### Exercise
In the entries below, find every line holding the string "type" and collect it.

** Start Material shown **

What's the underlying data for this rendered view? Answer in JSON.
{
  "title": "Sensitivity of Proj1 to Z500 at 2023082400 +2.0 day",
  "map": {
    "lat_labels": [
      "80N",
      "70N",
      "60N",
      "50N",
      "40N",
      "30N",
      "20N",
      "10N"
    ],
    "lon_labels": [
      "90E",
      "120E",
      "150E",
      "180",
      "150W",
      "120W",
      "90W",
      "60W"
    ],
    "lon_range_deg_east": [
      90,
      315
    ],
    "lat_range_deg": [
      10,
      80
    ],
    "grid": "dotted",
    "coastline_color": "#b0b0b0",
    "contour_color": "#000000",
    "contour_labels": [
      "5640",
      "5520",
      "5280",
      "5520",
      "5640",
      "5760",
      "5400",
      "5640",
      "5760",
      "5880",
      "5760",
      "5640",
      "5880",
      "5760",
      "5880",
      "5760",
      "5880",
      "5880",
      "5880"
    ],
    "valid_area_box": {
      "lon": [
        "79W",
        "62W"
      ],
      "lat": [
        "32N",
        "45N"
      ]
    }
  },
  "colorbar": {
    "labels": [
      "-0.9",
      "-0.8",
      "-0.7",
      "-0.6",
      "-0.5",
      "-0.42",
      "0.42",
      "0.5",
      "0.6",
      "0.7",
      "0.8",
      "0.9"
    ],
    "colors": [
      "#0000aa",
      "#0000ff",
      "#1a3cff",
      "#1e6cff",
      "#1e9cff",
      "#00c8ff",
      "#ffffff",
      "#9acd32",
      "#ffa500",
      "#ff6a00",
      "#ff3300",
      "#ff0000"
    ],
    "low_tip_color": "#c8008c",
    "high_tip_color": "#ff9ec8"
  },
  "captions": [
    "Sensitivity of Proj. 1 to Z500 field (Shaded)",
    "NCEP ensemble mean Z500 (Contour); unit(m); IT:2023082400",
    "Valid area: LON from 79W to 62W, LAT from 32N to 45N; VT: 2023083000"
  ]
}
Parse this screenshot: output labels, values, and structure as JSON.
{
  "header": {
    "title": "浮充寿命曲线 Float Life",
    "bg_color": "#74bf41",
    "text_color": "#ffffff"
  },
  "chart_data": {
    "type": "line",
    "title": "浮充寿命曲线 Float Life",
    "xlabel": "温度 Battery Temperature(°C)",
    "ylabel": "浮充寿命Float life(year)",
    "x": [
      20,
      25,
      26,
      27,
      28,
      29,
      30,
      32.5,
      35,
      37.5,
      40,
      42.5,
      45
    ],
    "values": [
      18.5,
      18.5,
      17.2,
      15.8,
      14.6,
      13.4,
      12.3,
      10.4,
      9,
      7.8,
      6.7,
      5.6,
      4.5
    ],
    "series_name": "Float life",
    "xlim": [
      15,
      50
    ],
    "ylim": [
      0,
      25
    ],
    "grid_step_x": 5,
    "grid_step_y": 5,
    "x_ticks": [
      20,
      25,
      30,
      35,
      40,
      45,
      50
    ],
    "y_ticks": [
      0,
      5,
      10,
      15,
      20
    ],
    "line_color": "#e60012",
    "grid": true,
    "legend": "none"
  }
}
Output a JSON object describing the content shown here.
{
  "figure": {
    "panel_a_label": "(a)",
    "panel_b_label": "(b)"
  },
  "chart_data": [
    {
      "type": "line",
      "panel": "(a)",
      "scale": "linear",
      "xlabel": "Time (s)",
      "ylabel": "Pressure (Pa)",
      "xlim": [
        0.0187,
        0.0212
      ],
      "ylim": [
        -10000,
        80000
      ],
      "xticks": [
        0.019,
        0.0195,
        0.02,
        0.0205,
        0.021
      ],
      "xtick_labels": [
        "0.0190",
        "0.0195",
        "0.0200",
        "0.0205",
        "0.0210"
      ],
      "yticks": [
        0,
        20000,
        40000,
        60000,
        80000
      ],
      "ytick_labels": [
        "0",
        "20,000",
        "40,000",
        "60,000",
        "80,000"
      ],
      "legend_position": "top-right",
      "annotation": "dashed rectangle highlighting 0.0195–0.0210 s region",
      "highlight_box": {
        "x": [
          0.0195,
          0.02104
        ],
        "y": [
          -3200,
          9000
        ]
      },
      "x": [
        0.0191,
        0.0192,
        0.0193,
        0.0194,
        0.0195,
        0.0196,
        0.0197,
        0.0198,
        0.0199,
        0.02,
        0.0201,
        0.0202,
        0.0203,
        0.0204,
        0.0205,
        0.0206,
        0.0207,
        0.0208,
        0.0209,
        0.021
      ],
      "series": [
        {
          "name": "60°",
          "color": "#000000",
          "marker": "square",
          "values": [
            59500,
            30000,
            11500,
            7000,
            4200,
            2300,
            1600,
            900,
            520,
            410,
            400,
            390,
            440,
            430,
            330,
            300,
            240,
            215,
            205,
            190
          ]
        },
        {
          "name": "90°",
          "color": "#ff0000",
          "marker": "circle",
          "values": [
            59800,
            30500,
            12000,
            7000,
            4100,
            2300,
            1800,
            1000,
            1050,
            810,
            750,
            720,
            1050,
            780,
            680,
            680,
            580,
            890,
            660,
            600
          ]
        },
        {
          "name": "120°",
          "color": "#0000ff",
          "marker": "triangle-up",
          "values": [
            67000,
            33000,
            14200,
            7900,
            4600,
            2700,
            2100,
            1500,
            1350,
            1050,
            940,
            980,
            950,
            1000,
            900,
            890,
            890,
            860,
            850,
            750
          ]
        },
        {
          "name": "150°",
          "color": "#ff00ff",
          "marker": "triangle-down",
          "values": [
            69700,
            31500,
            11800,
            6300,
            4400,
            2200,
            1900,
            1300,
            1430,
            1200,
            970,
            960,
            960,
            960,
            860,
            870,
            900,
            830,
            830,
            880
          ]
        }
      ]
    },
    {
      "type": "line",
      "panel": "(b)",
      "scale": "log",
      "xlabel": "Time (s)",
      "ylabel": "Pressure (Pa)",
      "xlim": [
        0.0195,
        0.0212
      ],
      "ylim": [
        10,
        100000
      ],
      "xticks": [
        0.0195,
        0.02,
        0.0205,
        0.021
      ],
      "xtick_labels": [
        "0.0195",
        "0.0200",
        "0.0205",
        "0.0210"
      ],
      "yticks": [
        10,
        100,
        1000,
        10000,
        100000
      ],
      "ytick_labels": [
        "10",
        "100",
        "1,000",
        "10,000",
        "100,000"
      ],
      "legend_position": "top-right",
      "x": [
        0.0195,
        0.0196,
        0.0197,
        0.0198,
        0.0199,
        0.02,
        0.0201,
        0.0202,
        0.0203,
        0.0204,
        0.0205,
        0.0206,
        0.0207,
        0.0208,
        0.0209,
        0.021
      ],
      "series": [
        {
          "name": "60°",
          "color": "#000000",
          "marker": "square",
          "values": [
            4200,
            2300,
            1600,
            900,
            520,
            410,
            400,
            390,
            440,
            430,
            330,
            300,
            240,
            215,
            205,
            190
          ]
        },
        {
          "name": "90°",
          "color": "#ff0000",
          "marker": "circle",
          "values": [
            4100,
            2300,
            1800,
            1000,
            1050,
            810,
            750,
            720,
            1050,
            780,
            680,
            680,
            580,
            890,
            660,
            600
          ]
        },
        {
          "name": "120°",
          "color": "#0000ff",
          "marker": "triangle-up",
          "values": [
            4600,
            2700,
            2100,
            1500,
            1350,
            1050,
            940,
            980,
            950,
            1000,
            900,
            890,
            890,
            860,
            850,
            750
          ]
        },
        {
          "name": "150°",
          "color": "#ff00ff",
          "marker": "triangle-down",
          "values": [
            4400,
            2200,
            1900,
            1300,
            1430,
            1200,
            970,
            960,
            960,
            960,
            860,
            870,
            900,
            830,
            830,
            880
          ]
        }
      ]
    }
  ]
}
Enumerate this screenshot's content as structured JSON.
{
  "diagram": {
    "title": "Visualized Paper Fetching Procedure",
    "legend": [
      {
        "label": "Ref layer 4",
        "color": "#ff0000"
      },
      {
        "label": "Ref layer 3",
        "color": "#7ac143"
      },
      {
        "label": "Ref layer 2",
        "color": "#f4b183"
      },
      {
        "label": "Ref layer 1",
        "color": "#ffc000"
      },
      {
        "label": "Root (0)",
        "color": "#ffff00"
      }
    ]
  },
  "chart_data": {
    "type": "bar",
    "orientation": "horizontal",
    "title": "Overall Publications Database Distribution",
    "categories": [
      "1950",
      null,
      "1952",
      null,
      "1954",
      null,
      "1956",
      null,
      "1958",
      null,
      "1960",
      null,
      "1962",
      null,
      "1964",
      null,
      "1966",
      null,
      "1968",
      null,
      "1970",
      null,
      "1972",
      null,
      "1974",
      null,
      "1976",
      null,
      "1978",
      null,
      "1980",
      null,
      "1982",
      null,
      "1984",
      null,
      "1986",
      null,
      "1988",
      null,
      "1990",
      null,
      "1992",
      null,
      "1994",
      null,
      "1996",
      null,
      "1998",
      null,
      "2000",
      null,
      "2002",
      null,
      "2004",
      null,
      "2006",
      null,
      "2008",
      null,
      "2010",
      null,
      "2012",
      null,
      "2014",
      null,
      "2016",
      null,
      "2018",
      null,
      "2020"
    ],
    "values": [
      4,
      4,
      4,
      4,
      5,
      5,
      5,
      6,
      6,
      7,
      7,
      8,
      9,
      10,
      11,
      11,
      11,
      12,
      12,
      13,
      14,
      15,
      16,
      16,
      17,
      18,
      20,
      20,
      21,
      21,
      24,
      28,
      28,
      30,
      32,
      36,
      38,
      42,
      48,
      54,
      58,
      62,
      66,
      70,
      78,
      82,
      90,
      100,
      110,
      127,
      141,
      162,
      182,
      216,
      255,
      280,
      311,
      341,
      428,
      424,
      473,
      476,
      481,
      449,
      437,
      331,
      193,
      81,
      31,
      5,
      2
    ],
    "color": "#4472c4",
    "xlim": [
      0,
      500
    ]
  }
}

** End Material shown **

### Exercise response
    "type": "line",
      "type": "line",
      "type": "line",
    "type": "bar",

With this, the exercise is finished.